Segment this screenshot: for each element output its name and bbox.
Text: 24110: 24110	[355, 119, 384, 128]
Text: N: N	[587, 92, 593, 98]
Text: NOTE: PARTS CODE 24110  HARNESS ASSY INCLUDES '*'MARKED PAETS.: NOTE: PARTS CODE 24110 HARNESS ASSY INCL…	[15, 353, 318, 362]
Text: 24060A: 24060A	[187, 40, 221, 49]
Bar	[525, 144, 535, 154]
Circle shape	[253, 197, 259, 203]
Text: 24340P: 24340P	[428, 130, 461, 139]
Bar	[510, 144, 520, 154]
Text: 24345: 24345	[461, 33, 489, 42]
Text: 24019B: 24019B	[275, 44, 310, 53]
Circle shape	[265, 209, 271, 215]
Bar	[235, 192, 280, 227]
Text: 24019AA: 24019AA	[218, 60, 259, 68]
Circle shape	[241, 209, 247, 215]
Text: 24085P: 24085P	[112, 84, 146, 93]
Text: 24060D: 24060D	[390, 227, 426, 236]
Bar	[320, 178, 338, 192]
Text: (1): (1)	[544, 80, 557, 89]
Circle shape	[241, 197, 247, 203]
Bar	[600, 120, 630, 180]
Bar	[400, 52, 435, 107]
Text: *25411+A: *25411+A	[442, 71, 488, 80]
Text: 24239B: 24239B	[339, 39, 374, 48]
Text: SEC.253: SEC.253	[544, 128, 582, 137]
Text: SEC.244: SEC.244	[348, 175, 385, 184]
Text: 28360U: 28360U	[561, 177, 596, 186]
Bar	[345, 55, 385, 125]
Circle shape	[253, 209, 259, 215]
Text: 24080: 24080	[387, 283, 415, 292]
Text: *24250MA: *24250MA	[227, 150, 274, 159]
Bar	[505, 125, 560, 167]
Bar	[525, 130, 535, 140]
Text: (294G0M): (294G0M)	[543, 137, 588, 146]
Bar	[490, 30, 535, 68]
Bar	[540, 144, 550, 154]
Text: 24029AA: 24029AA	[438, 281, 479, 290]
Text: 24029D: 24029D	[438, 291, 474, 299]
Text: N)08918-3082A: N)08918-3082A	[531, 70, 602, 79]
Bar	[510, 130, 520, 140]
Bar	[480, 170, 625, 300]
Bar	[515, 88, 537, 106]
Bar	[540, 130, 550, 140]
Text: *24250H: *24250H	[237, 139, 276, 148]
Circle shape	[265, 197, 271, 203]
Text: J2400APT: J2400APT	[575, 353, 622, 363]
★ ★ ★ ★ ★ ★ ★
Rewrite the rows above with "Circle shape" changed to "Round marker" wherever it occurs, leaving everything else untouched.

• _REPLY_
Segment this screenshot: for each element output its name and bbox.
Text: 24110: 24110	[355, 119, 384, 128]
Text: N: N	[587, 92, 593, 98]
Text: NOTE: PARTS CODE 24110  HARNESS ASSY INCLUDES '*'MARKED PAETS.: NOTE: PARTS CODE 24110 HARNESS ASSY INCL…	[15, 353, 318, 362]
Text: 24060A: 24060A	[187, 40, 221, 49]
Bar	[525, 144, 535, 154]
Round marker	[253, 197, 259, 203]
Text: 24340P: 24340P	[428, 130, 461, 139]
Bar	[510, 144, 520, 154]
Text: 24345: 24345	[461, 33, 489, 42]
Text: 24019B: 24019B	[275, 44, 310, 53]
Round marker	[265, 209, 271, 215]
Bar	[235, 192, 280, 227]
Text: 24019AA: 24019AA	[218, 60, 259, 68]
Round marker	[241, 209, 247, 215]
Text: 24085P: 24085P	[112, 84, 146, 93]
Text: 24060D: 24060D	[390, 227, 426, 236]
Bar	[320, 178, 338, 192]
Text: (1): (1)	[544, 80, 557, 89]
Round marker	[241, 197, 247, 203]
Bar	[600, 120, 630, 180]
Bar	[400, 52, 435, 107]
Text: *25411+A: *25411+A	[442, 71, 488, 80]
Text: 24239B: 24239B	[339, 39, 374, 48]
Text: SEC.253: SEC.253	[544, 128, 582, 137]
Text: SEC.244: SEC.244	[348, 175, 385, 184]
Text: 28360U: 28360U	[561, 177, 596, 186]
Bar	[345, 55, 385, 125]
Round marker	[253, 209, 259, 215]
Text: 24080: 24080	[387, 283, 415, 292]
Text: *24250MA: *24250MA	[227, 150, 274, 159]
Bar	[505, 125, 560, 167]
Bar	[525, 130, 535, 140]
Text: (294G0M): (294G0M)	[543, 137, 588, 146]
Bar	[490, 30, 535, 68]
Bar	[540, 144, 550, 154]
Text: 24029AA: 24029AA	[438, 281, 479, 290]
Text: 24029D: 24029D	[438, 291, 474, 299]
Text: N)08918-3082A: N)08918-3082A	[531, 70, 602, 79]
Bar	[510, 130, 520, 140]
Bar	[480, 170, 625, 300]
Bar	[515, 88, 537, 106]
Bar	[540, 130, 550, 140]
Text: *24250H: *24250H	[237, 139, 276, 148]
Round marker	[265, 197, 271, 203]
Text: J2400APT: J2400APT	[575, 353, 622, 363]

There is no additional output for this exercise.